• **EXERCISE**
Only lines holding the string "Energy" are wanted; copy each one from the material.
* START *
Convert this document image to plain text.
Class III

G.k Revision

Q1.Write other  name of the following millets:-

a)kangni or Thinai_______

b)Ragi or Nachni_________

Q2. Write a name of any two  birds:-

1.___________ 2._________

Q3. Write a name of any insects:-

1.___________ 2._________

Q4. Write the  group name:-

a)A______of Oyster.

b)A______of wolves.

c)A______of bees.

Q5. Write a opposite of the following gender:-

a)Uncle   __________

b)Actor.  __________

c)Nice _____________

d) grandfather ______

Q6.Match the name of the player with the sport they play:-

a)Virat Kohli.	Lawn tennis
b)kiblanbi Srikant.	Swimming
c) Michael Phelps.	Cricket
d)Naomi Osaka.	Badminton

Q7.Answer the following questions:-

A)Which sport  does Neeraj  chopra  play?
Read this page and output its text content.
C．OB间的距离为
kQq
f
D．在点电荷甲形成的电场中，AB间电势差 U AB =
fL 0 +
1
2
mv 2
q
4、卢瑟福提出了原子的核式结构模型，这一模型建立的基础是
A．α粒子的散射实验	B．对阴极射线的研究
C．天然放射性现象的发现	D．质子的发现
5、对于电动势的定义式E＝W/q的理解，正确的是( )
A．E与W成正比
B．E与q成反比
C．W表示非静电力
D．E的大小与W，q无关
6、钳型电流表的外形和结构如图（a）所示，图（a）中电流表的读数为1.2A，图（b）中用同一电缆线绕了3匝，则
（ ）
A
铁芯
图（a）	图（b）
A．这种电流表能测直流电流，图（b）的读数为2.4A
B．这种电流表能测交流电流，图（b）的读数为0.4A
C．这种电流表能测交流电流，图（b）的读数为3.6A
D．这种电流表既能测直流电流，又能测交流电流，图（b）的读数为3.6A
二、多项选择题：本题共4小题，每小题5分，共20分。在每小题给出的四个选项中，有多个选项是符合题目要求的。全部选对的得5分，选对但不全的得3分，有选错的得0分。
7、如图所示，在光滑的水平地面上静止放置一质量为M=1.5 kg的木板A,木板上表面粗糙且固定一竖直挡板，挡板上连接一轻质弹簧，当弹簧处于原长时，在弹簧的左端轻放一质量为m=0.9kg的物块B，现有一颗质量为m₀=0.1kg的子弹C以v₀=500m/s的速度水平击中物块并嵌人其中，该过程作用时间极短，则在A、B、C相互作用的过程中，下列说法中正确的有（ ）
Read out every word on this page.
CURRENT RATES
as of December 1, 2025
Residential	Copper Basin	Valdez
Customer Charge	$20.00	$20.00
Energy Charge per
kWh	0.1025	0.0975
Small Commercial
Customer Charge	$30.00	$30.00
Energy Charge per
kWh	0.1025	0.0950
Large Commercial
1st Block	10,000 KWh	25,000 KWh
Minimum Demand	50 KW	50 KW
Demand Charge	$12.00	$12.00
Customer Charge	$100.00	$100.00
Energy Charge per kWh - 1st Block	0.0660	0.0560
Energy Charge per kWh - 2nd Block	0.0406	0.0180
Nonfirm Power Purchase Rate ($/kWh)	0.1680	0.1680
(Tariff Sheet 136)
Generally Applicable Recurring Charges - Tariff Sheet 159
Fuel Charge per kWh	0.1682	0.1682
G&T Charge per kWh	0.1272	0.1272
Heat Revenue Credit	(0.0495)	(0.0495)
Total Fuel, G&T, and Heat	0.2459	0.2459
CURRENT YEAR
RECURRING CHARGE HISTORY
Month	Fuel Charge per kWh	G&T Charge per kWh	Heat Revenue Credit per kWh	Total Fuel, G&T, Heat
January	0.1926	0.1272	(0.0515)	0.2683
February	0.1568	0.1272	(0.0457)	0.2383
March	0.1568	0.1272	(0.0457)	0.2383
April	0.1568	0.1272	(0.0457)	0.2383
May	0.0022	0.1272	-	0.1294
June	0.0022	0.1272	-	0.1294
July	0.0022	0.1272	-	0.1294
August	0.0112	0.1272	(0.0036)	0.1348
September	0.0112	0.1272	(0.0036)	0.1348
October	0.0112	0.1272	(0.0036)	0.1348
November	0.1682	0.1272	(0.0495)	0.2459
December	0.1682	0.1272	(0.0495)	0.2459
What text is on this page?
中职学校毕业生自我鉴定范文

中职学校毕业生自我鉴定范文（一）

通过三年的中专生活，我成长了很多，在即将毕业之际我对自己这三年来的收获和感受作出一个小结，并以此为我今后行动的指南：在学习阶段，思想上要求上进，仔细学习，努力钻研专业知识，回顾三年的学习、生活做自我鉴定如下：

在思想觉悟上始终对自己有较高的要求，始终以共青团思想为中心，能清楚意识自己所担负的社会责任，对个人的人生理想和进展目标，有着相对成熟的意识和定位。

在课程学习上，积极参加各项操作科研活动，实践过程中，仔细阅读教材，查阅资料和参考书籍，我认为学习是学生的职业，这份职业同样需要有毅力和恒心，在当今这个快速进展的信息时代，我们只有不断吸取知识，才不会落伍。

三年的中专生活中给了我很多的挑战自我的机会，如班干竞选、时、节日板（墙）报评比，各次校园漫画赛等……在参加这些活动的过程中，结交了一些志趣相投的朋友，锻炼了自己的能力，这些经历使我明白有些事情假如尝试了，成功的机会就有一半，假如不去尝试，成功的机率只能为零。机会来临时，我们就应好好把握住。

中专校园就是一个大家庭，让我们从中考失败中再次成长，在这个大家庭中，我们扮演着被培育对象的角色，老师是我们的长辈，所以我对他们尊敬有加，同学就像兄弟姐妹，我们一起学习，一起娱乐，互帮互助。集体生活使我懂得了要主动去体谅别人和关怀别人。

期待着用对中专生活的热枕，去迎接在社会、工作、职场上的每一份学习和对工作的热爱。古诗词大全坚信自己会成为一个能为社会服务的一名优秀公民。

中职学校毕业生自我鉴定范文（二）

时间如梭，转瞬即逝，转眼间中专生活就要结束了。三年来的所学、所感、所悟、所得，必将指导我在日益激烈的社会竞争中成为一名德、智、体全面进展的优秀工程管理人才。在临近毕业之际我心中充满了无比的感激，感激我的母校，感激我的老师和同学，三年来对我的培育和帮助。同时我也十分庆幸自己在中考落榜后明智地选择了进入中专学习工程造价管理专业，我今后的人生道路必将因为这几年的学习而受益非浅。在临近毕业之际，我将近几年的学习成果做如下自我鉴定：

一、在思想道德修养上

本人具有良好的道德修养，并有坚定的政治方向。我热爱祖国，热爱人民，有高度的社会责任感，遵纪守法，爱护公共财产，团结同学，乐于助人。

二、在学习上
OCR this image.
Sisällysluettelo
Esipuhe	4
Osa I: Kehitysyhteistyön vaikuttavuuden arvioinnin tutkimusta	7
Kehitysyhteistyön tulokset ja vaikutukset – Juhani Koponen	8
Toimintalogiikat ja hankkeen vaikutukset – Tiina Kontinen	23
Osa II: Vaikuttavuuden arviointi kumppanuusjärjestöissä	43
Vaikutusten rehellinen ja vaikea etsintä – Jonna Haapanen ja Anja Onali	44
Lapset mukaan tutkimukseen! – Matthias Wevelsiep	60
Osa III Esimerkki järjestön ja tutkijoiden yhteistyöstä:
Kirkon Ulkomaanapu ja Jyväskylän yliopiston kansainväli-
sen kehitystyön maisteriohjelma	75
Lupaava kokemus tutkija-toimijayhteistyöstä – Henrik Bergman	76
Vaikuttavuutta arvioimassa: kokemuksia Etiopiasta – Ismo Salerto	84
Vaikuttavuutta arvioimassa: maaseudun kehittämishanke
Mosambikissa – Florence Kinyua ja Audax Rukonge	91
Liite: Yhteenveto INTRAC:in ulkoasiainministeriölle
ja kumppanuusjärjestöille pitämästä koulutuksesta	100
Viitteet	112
* END *
• **ANSWER IN FULL**
Energy Charge per
Energy Charge per
Energy Charge per kWh - 1st Block	0.0660	0.0560
Energy Charge per kWh - 2nd Block	0.0406	0.0180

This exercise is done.